## WHAT YOU WILL DO
Report every line from the material that contains the word "text".
# TASK INPUT start
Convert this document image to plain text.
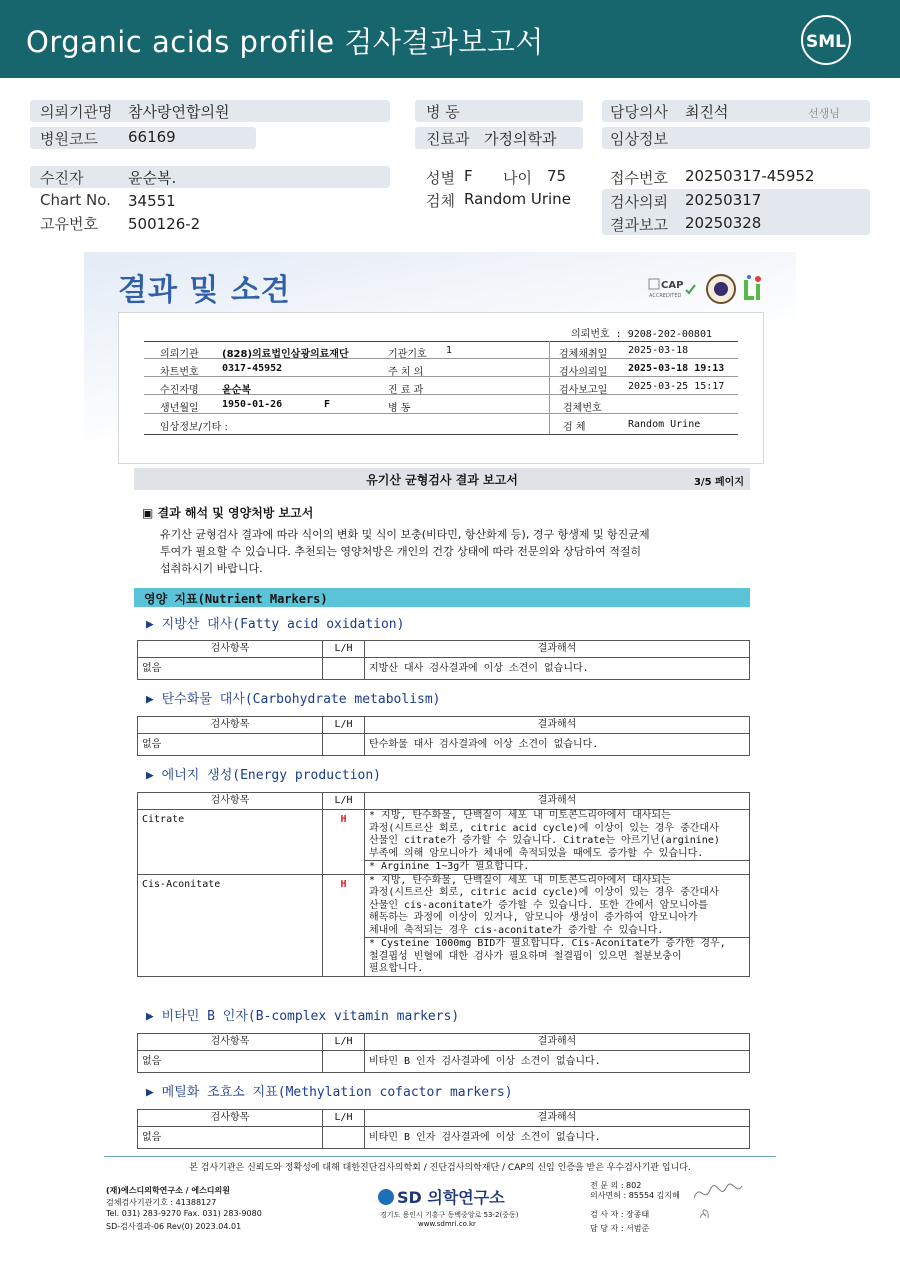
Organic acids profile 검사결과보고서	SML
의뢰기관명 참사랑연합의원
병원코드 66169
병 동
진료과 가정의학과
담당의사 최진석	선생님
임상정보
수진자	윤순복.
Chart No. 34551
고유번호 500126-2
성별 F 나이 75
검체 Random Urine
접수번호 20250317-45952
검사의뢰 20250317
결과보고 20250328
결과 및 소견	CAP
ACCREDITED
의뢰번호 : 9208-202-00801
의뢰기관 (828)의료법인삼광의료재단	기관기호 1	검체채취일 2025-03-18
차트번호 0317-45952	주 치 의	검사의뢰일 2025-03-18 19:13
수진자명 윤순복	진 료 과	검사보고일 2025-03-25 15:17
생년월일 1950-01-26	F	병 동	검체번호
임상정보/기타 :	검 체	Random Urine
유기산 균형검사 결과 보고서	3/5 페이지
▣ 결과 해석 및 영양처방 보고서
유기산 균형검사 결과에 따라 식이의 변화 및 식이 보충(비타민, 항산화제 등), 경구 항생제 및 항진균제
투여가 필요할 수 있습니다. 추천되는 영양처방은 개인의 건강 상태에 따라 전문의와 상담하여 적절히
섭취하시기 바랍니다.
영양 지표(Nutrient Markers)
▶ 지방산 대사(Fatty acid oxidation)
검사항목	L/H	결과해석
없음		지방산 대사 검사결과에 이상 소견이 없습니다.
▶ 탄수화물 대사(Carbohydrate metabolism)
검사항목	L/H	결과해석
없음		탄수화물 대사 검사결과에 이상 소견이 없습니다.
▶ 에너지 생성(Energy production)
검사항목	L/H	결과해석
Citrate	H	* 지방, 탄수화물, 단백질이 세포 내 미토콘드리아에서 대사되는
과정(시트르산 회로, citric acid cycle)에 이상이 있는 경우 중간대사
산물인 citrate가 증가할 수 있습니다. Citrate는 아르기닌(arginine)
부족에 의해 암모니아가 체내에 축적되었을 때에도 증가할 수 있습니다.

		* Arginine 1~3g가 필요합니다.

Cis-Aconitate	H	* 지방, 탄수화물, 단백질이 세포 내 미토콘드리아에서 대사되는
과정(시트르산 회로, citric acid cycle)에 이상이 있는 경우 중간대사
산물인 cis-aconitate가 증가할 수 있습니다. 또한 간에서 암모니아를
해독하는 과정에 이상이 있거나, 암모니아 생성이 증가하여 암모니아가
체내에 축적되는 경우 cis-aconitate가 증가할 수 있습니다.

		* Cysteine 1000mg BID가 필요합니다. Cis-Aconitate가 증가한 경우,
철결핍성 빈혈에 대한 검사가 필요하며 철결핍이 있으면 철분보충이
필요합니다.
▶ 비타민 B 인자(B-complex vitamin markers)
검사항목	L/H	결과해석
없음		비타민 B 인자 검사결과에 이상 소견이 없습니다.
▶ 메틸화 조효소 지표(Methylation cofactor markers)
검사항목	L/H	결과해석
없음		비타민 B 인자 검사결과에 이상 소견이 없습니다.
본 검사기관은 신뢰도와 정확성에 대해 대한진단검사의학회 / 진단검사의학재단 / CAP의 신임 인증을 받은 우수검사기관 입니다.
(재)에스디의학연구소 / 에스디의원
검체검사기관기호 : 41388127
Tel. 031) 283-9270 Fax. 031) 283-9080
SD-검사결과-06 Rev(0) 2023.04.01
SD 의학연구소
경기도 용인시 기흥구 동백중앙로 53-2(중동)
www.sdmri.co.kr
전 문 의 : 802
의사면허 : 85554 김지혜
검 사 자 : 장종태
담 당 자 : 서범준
# TASK INPUT end
# TASK INPUT start
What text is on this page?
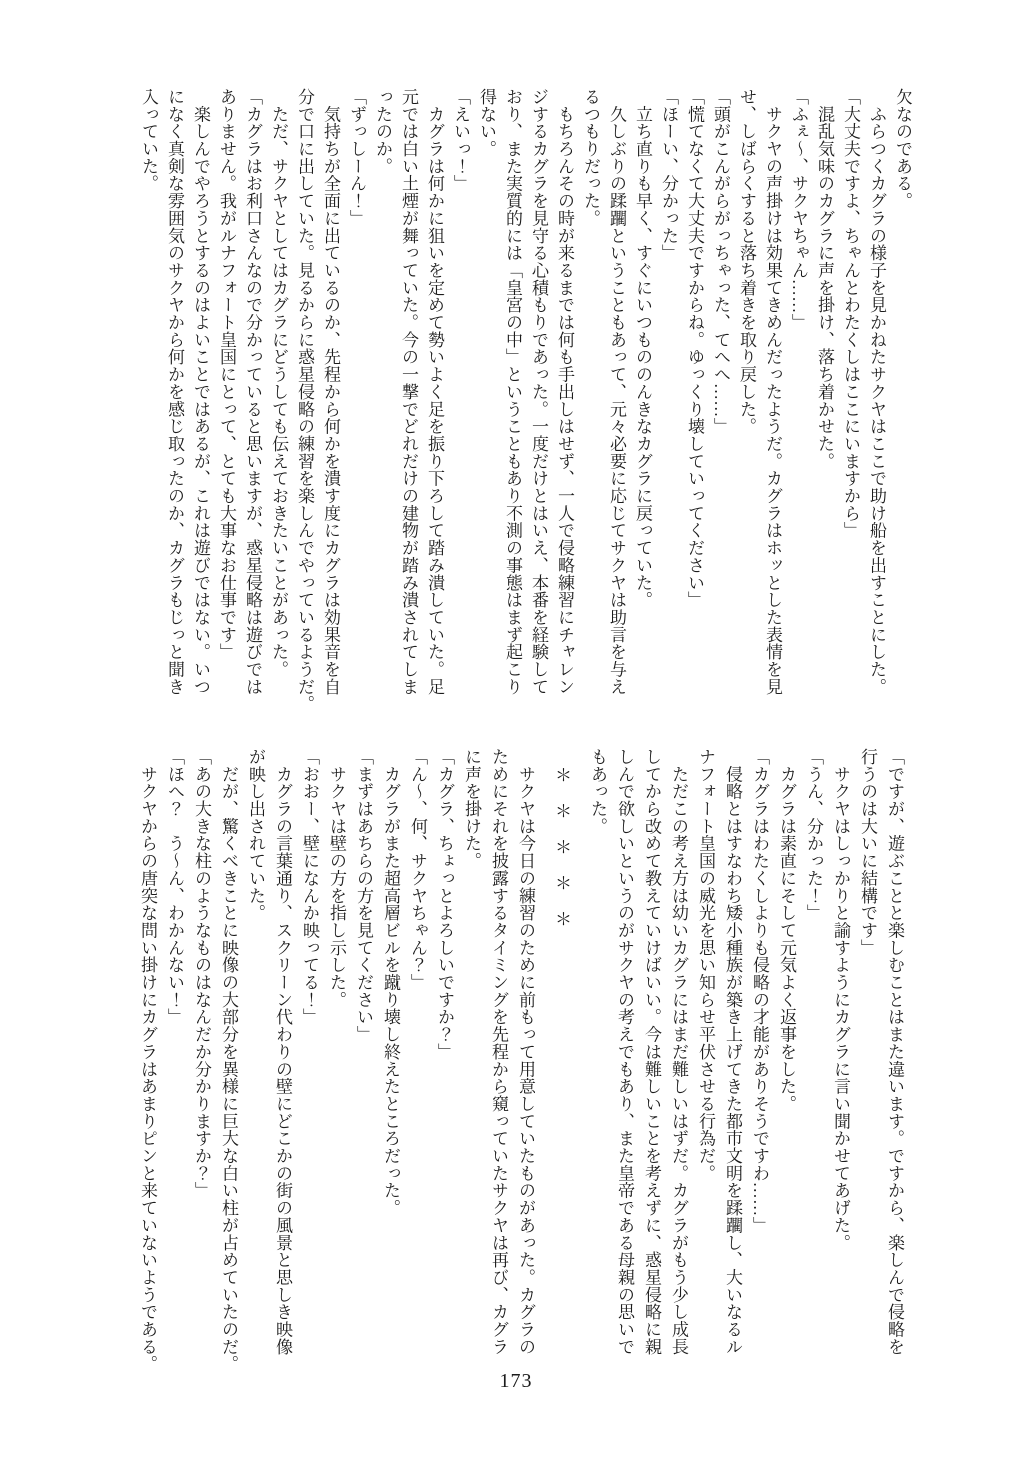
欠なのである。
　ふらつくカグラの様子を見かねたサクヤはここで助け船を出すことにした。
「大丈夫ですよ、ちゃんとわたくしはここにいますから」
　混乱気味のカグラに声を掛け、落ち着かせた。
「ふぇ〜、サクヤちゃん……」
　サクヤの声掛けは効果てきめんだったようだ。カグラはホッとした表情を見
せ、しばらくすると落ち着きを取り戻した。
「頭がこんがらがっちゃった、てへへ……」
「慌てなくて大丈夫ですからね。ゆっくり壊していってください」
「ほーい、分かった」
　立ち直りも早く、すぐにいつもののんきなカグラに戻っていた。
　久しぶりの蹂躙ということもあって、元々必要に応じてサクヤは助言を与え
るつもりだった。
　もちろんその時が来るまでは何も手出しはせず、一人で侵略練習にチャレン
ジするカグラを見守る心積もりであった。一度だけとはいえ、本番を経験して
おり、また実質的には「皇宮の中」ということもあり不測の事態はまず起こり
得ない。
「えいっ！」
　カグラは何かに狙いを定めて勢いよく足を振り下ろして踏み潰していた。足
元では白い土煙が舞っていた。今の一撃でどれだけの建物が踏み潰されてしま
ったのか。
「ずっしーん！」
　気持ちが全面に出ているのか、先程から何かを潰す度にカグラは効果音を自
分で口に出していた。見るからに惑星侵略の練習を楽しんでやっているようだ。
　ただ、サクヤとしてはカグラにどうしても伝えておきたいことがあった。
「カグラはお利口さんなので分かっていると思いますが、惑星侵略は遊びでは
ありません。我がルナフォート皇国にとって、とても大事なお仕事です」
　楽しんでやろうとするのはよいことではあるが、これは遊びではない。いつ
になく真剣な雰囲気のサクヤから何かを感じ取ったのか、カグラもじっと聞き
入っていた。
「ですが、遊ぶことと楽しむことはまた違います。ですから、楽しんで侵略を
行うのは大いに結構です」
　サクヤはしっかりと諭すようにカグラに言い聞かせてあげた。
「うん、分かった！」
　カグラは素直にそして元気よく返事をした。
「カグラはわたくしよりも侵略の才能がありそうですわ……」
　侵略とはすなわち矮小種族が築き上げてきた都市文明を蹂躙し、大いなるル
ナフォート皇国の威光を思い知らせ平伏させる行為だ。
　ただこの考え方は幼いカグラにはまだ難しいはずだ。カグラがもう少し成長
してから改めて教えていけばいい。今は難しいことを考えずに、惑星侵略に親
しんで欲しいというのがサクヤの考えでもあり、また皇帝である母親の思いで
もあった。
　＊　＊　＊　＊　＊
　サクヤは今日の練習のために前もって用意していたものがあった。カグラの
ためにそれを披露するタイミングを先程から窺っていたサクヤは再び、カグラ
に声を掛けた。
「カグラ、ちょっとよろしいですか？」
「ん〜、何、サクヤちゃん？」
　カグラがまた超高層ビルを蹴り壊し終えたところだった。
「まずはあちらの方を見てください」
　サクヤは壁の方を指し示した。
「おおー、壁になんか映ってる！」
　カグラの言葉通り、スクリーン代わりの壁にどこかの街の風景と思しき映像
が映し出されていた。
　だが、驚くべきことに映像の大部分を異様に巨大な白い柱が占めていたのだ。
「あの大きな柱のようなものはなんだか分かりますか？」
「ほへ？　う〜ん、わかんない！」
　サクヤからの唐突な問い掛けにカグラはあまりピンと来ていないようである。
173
# TASK INPUT end
## IN RESPONSE
Convert this document image to plain text.
What text is on this page?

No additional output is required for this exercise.